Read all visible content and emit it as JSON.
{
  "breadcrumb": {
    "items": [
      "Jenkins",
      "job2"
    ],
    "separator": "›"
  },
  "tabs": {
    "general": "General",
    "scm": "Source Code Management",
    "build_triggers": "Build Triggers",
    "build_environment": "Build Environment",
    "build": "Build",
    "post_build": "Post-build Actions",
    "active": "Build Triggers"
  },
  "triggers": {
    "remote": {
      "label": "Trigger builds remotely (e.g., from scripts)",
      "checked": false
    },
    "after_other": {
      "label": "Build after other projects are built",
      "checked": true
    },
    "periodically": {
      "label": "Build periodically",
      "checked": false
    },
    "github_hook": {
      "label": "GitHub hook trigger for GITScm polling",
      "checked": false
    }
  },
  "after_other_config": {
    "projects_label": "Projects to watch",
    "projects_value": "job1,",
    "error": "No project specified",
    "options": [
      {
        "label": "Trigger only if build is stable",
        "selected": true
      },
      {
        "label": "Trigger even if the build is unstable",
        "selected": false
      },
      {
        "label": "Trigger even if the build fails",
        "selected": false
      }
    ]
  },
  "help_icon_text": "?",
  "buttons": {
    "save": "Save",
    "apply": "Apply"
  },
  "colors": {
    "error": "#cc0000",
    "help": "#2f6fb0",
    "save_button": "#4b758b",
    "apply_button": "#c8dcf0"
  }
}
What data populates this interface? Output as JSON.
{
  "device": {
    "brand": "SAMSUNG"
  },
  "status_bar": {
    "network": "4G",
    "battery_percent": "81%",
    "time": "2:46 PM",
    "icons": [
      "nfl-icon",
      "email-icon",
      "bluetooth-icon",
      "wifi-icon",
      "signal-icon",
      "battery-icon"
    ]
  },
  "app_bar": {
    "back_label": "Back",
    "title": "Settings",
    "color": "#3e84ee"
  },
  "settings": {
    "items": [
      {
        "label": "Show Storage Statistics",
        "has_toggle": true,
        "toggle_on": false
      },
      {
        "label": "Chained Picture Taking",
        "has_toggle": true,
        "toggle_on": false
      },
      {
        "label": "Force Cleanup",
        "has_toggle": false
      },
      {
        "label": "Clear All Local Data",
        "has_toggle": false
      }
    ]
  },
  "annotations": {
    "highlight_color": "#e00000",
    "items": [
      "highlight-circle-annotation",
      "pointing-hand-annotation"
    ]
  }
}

Your goal ->
Make a copy of each line that contains the string "JSON".

Complete response ->
Read all visible content and emit it as JSON.
What data populates this interface? Output as JSON.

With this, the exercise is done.